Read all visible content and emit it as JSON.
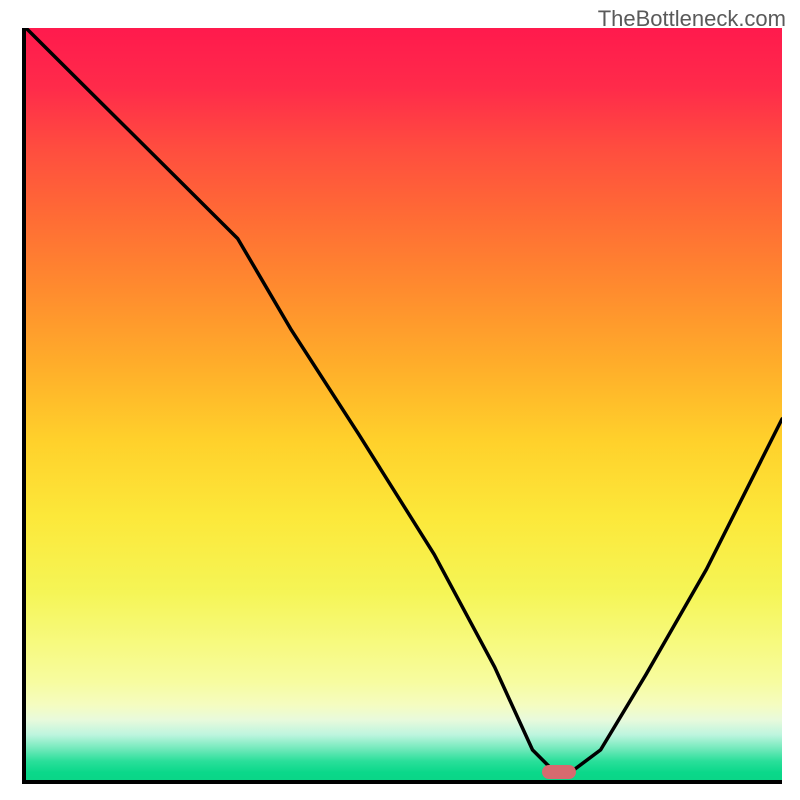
{
  "watermark": "TheBottleneck.com",
  "chart_data": {
    "type": "line",
    "title": "",
    "xlabel": "",
    "ylabel": "",
    "xlim": [
      0,
      100
    ],
    "ylim": [
      0,
      100
    ],
    "background_gradient_note": "vertical gradient red (top, high bottleneck) to green (bottom, low bottleneck)",
    "series": [
      {
        "name": "bottleneck-curve",
        "x": [
          0,
          10,
          20,
          28,
          35,
          44,
          54,
          62,
          67,
          70,
          72,
          76,
          82,
          90,
          100
        ],
        "values": [
          100,
          90,
          80,
          72,
          60,
          46,
          30,
          15,
          4,
          1,
          1,
          4,
          14,
          28,
          48
        ]
      }
    ],
    "marker": {
      "name": "optimal-point",
      "x_center": 70.5,
      "width_pct": 4.5,
      "height_pct": 1.9,
      "color": "#d66a6f"
    },
    "axes": {
      "left_border": true,
      "bottom_border": true,
      "ticks": false,
      "grid": false
    }
  }
}
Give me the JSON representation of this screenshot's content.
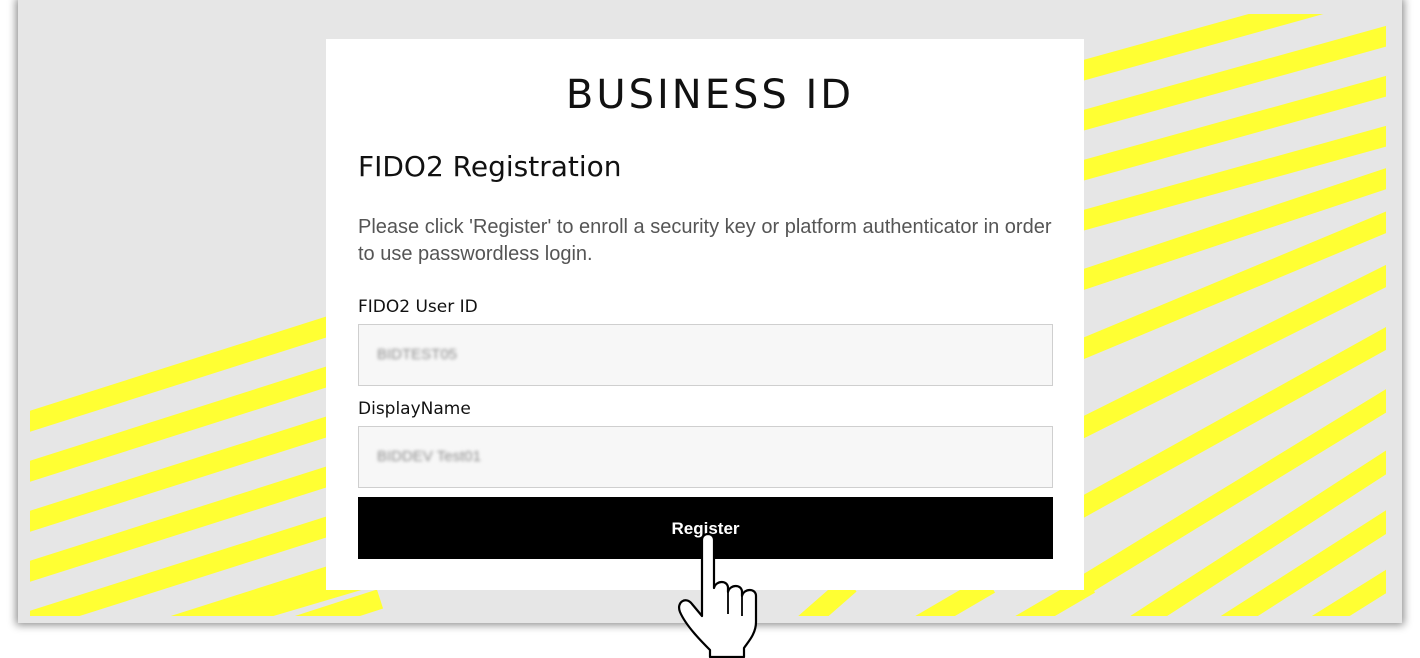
{
  "brand": {
    "title": "BUSINESS ID"
  },
  "page": {
    "title": "FIDO2 Registration",
    "description": "Please click 'Register' to enroll a security key or platform authenticator in order to use passwordless login."
  },
  "form": {
    "user_id_label": "FIDO2 User ID",
    "user_id_value": "BIDTEST05",
    "display_name_label": "DisplayName",
    "display_name_value": "BIDDEV Test01",
    "register_label": "Register"
  },
  "colors": {
    "stripe": "#ffff33",
    "background": "#e6e6e6",
    "button": "#000000"
  },
  "icons": {
    "pointer": "hand-pointer-icon"
  }
}
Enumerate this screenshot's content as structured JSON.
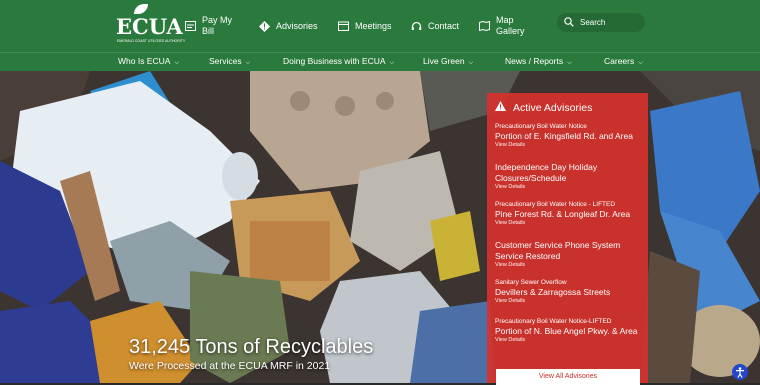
{
  "logo": {
    "word": "ECUA",
    "sub": "EMERALD COAST UTILITIES AUTHORITY"
  },
  "utility": [
    {
      "label": "Pay My Bill",
      "icon": "bill-icon"
    },
    {
      "label": "Advisories",
      "icon": "diamond-alert-icon"
    },
    {
      "label": "Meetings",
      "icon": "calendar-icon"
    },
    {
      "label": "Contact",
      "icon": "headset-icon"
    },
    {
      "label": "Map Gallery",
      "icon": "map-icon"
    }
  ],
  "search": {
    "placeholder": "Search",
    "icon": "search-icon"
  },
  "nav": [
    "Who Is ECUA",
    "Services",
    "Doing Business with ECUA",
    "Live Green",
    "News / Reports",
    "Careers"
  ],
  "hero": {
    "headline": "31,245 Tons of Recyclables",
    "subline": "Were Processed at the ECUA MRF in 2021"
  },
  "advisories": {
    "heading": "Active Advisories",
    "view_details": "View Details",
    "items": [
      {
        "kicker": "Precautionary Boil Water Notice",
        "title": "Portion of E. Kingsfield Rd. and  Area"
      },
      {
        "kicker": "",
        "title": "Independence Day Holiday Closures/Schedule"
      },
      {
        "kicker": "Precautionary Boil Water Notice - LIFTED",
        "title": "Pine Forest Rd. & Longleaf Dr. Area"
      },
      {
        "kicker": "",
        "title": "Customer Service Phone System Service Restored"
      },
      {
        "kicker": "Sanitary Sewer Overflow",
        "title": "Devillers & Zarragossa Streets"
      },
      {
        "kicker": "Precautionary Boil Water Notice-LIFTED",
        "title": "Portion of N. Blue Angel Pkwy. & Area"
      }
    ],
    "view_all": "View All Advisories"
  },
  "colors": {
    "green": "#2b7a3d",
    "red": "#d6312d",
    "accessibility": "#2446c8"
  }
}
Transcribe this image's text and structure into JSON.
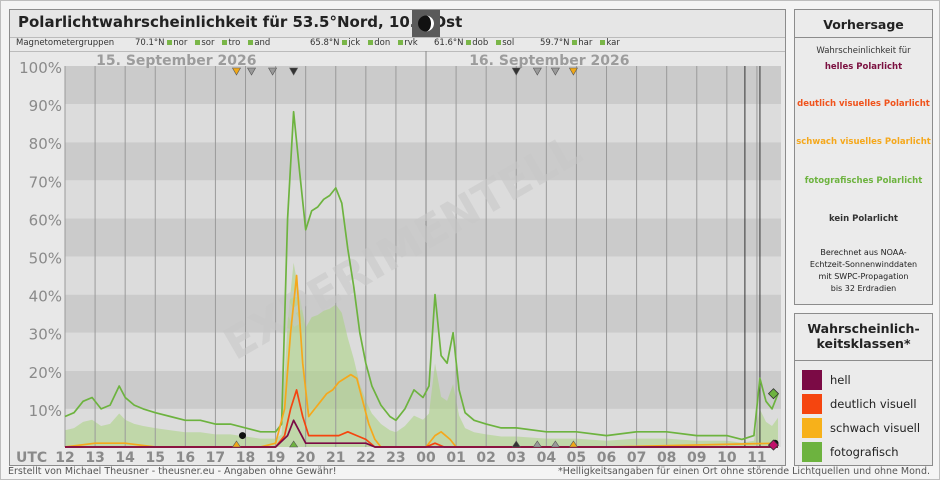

§ §

#### Task objective:
Find each line holding the string "Area" and copy it out.

#### Response to the task:
        "title": "Portion of E. Kingsfield Rd. and  Area"
        "title": "Pine Forest Rd. & Longleaf Dr. Area"
        "title": "Portion of N. Blue Angel Pkwy. & Area"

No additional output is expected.